Extracted data ▸
--- START ---

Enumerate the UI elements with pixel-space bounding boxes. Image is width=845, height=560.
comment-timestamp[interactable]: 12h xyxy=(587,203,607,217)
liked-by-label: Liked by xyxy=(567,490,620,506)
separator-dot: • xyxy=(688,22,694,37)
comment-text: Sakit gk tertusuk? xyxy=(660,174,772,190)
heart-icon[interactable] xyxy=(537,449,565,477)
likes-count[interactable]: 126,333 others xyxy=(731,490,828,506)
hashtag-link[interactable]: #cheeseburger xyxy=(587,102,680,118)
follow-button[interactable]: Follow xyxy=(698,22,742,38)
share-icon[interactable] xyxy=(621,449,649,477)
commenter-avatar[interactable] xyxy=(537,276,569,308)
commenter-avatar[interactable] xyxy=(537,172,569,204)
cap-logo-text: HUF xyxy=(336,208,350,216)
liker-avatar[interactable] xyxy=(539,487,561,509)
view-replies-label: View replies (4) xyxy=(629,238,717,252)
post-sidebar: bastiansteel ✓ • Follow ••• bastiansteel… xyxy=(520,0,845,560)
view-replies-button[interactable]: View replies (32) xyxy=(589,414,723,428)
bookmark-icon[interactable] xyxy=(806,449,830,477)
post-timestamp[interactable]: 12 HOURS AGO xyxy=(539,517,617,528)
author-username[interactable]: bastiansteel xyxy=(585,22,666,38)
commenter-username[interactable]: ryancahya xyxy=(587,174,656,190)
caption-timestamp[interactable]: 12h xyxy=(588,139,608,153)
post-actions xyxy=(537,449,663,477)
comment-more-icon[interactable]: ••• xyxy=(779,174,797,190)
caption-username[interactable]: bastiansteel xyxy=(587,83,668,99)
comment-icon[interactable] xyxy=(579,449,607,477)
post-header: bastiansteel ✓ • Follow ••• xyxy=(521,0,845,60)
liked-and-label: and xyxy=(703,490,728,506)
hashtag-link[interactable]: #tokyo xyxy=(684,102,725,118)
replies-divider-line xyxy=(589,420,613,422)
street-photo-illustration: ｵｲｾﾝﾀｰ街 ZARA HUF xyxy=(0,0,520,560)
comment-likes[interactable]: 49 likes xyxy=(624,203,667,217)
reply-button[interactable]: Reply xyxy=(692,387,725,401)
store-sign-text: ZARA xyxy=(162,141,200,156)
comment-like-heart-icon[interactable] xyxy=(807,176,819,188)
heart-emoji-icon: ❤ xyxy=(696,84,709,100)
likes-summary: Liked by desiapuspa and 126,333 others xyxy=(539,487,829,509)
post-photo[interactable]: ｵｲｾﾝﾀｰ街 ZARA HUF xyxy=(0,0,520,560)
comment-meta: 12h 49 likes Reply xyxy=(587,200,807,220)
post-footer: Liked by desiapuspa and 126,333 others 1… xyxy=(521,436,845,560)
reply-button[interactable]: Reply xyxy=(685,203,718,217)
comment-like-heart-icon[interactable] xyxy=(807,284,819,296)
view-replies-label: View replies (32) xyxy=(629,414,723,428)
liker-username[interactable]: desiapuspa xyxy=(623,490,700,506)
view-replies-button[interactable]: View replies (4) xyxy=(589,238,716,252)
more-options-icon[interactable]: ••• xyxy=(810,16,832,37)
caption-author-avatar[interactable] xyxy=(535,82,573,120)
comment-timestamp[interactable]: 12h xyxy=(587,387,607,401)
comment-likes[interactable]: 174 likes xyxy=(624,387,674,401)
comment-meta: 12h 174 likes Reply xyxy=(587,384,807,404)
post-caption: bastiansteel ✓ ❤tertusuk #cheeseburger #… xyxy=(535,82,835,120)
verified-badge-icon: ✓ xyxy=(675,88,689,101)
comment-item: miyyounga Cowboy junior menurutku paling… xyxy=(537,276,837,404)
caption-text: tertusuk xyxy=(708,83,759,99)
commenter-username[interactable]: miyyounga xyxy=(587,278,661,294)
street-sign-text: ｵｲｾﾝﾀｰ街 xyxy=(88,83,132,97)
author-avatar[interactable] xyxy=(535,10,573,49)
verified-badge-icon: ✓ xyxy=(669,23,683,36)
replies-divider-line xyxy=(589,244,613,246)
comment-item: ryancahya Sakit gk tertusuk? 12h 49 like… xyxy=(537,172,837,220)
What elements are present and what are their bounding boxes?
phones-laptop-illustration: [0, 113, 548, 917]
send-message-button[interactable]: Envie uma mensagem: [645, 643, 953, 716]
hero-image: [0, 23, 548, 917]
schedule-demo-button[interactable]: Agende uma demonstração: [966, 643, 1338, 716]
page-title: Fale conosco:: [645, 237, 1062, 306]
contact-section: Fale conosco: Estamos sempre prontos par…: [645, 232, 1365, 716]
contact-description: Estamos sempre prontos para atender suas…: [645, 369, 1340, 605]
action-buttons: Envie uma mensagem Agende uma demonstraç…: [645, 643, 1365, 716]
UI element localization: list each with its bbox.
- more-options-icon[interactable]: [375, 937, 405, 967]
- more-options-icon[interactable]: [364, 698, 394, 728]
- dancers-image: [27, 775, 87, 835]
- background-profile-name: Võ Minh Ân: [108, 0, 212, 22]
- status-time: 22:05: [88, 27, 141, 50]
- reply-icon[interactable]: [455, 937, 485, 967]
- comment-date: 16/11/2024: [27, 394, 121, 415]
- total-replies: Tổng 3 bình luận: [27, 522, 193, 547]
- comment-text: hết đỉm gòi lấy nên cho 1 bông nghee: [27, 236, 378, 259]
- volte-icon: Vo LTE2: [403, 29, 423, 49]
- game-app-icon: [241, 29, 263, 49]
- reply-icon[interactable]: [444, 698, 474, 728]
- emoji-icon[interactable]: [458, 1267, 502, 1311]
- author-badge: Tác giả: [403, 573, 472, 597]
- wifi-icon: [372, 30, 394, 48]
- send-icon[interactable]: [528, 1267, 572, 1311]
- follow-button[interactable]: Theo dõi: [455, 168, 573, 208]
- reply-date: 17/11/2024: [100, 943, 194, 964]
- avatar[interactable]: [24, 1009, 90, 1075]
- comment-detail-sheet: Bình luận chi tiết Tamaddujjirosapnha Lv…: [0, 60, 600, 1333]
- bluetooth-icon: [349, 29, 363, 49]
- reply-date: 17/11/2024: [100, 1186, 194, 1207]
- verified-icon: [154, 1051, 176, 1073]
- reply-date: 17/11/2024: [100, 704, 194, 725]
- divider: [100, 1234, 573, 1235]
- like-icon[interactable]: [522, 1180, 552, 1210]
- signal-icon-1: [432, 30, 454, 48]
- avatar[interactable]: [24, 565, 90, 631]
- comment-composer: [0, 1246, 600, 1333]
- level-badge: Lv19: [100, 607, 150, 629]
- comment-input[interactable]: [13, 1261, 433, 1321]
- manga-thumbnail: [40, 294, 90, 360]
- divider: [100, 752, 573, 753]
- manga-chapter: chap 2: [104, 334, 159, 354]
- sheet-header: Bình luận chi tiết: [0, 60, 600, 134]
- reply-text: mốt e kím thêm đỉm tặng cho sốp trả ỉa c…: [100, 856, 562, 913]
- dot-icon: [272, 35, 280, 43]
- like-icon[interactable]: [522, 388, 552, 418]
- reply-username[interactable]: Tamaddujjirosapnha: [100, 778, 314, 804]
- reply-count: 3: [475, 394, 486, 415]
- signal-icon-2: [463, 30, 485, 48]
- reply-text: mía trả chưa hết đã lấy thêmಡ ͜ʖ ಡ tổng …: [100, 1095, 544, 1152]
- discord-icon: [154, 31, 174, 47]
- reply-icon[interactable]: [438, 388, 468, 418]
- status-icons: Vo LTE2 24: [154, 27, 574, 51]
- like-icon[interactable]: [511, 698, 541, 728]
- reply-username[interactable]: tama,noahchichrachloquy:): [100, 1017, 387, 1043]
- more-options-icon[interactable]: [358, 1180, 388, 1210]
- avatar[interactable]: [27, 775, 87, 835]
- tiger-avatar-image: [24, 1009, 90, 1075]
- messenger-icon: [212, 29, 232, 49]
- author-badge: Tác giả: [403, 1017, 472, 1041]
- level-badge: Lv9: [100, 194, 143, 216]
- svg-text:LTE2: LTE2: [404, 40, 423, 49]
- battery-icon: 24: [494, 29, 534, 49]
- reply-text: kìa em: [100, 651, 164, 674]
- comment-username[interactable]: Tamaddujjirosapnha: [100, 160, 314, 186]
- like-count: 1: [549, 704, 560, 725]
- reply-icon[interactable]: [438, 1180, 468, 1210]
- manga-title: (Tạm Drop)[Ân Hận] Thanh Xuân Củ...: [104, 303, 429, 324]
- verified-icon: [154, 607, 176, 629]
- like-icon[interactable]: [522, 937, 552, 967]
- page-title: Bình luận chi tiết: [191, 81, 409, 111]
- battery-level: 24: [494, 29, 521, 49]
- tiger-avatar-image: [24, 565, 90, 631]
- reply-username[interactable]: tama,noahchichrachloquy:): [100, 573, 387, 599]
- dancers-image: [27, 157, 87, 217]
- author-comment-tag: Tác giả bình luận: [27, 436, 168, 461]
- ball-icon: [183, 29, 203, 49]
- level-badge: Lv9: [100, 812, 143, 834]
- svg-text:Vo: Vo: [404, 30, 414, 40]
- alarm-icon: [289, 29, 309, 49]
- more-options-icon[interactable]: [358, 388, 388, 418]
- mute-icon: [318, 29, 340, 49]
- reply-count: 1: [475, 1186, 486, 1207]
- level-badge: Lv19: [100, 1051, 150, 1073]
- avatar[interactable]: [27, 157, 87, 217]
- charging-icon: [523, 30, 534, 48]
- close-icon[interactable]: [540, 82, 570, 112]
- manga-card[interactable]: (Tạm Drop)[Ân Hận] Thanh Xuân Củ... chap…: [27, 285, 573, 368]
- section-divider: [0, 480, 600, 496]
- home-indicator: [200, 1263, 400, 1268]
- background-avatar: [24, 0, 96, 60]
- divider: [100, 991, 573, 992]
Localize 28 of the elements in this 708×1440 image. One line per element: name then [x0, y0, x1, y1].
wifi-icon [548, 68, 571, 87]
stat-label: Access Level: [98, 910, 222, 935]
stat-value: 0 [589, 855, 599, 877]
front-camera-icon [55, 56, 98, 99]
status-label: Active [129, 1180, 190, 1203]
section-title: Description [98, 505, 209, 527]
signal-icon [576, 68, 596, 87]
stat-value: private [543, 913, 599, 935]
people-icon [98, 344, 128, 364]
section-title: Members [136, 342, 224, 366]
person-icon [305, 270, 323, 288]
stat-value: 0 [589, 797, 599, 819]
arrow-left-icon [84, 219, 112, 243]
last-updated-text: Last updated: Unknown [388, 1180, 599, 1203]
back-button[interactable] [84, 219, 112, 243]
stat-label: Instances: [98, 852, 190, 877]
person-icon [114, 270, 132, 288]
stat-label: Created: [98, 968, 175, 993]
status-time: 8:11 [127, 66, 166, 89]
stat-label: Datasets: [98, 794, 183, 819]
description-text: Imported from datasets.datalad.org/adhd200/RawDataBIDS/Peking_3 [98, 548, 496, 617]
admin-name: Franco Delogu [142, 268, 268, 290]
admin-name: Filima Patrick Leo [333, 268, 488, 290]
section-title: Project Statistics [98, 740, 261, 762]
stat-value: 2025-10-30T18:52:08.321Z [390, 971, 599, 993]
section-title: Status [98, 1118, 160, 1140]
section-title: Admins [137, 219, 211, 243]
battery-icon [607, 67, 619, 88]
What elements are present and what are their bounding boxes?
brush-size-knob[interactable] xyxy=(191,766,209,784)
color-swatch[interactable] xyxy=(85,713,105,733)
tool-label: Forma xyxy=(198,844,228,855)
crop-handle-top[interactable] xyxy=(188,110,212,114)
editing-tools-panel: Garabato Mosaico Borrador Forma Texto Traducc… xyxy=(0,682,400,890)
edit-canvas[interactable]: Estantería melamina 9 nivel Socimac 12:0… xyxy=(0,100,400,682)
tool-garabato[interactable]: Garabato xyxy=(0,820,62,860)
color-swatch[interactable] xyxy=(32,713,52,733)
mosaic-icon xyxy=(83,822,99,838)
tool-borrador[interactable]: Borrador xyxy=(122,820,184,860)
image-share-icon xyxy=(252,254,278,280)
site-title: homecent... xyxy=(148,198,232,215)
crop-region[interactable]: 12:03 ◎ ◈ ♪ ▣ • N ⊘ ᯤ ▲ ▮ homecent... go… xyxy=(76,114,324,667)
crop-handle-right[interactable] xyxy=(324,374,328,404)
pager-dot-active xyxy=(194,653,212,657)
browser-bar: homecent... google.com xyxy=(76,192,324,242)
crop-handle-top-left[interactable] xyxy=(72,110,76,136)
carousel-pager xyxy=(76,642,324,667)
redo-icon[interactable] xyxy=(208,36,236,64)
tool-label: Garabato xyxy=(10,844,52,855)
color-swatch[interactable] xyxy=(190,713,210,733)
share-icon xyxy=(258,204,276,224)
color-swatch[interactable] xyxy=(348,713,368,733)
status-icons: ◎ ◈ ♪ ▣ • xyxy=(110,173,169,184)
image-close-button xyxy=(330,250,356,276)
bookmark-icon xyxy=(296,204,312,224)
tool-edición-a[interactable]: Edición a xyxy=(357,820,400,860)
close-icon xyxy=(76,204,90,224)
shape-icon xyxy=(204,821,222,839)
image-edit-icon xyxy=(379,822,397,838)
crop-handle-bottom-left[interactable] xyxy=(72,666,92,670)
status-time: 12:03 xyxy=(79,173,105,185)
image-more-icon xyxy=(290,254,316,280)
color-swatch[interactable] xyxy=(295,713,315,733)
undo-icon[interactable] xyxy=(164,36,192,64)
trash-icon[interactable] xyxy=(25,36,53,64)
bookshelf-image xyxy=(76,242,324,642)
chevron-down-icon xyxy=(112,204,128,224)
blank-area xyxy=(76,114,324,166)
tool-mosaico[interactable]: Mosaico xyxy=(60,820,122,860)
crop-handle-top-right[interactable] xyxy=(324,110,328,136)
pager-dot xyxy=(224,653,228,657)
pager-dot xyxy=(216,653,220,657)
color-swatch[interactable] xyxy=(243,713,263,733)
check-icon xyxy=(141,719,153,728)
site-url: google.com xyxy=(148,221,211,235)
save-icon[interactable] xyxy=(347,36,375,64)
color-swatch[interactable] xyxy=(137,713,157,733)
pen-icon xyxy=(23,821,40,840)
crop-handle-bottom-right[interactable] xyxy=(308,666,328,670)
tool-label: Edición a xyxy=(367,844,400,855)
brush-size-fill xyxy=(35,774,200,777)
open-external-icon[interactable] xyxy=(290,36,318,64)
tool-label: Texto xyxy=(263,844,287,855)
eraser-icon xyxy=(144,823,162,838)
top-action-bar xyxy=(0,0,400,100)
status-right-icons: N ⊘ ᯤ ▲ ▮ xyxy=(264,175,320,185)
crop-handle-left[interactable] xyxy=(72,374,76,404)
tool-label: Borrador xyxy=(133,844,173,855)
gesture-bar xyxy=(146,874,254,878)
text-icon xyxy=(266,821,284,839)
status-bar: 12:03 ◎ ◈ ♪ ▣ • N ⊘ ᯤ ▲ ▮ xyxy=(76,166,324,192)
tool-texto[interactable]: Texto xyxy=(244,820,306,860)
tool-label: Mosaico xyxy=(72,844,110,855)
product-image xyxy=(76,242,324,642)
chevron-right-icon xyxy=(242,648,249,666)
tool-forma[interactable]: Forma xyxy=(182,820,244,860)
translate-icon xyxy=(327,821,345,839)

--- END ---

Exercise details ▸ Copy out the lines without changes, starting at the first line and ending at the line that contains "post-footer: Liked by", including both.

Expected answer ▸
Enumerate the UI elements with pixel-space bounding boxes. Image is width=845, height=560.
comment-timestamp[interactable]: 12h xyxy=(587,203,607,217)
liked-by-label: Liked by xyxy=(567,490,620,506)
separator-dot: • xyxy=(688,22,694,37)
comment-text: Sakit gk tertusuk? xyxy=(660,174,772,190)
heart-icon[interactable] xyxy=(537,449,565,477)
likes-count[interactable]: 126,333 others xyxy=(731,490,828,506)
hashtag-link[interactable]: #cheeseburger xyxy=(587,102,680,118)
follow-button[interactable]: Follow xyxy=(698,22,742,38)
share-icon[interactable] xyxy=(621,449,649,477)
commenter-avatar[interactable] xyxy=(537,276,569,308)
commenter-avatar[interactable] xyxy=(537,172,569,204)
cap-logo-text: HUF xyxy=(336,208,350,216)
liker-avatar[interactable] xyxy=(539,487,561,509)
view-replies-label: View replies (4) xyxy=(629,238,717,252)
post-sidebar: bastiansteel ✓ • Follow ••• bastiansteel… xyxy=(520,0,845,560)
view-replies-button[interactable]: View replies (32) xyxy=(589,414,723,428)
bookmark-icon[interactable] xyxy=(806,449,830,477)
post-timestamp[interactable]: 12 HOURS AGO xyxy=(539,517,617,528)
author-username[interactable]: bastiansteel xyxy=(585,22,666,38)
commenter-username[interactable]: ryancahya xyxy=(587,174,656,190)
caption-timestamp[interactable]: 12h xyxy=(588,139,608,153)
post-actions xyxy=(537,449,663,477)
comment-more-icon[interactable]: ••• xyxy=(779,174,797,190)
caption-username[interactable]: bastiansteel xyxy=(587,83,668,99)
comment-icon[interactable] xyxy=(579,449,607,477)
post-header: bastiansteel ✓ • Follow ••• xyxy=(521,0,845,60)
liked-and-label: and xyxy=(703,490,728,506)
hashtag-link[interactable]: #tokyo xyxy=(684,102,725,118)
replies-divider-line xyxy=(589,420,613,422)
street-photo-illustration: ｵｲｾﾝﾀｰ街 ZARA HUF xyxy=(0,0,520,560)
comment-likes[interactable]: 49 likes xyxy=(624,203,667,217)
reply-button[interactable]: Reply xyxy=(692,387,725,401)
store-sign-text: ZARA xyxy=(162,141,200,156)
comment-like-heart-icon[interactable] xyxy=(807,176,819,188)
heart-emoji-icon: ❤ xyxy=(696,84,709,100)
likes-summary: Liked by desiapuspa and 126,333 others xyxy=(539,487,829,509)
post-photo[interactable]: ｵｲｾﾝﾀｰ街 ZARA HUF xyxy=(0,0,520,560)
comment-meta: 12h 49 likes Reply xyxy=(587,200,807,220)
post-footer: Liked by desiapuspa and 126,333 others 1… xyxy=(521,436,845,560)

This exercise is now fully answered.